### Work to complete
Using the material below, state how many of its lines contain the string "Total", with no other words.

### Material provided
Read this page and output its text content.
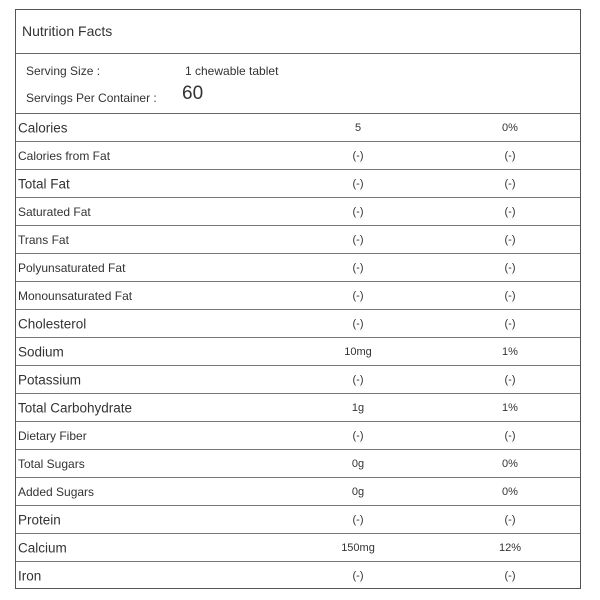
Nutrition Facts
Serving Size :	1 chewable tablet
Servings Per Container : 60
Calories	5	0%
Calories from Fat	(-)	(-)
Total Fat	(-)	(-)
Saturated Fat	(-)	(-)
Trans Fat	(-)	(-)
Polyunsaturated Fat	(-)	(-)
Monounsaturated Fat	(-)	(-)
Cholesterol	(-)	(-)
Sodium	10mg	1%
Potassium	(-)	(-)
Total Carbohydrate	1g	1%
Dietary Fiber	(-)	(-)
Total Sugars	0g	0%
Added Sugars	0g	0%
Protein	(-)	(-)
Calcium	150mg	12%
Iron	(-)	(-)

### Response to the exercise
3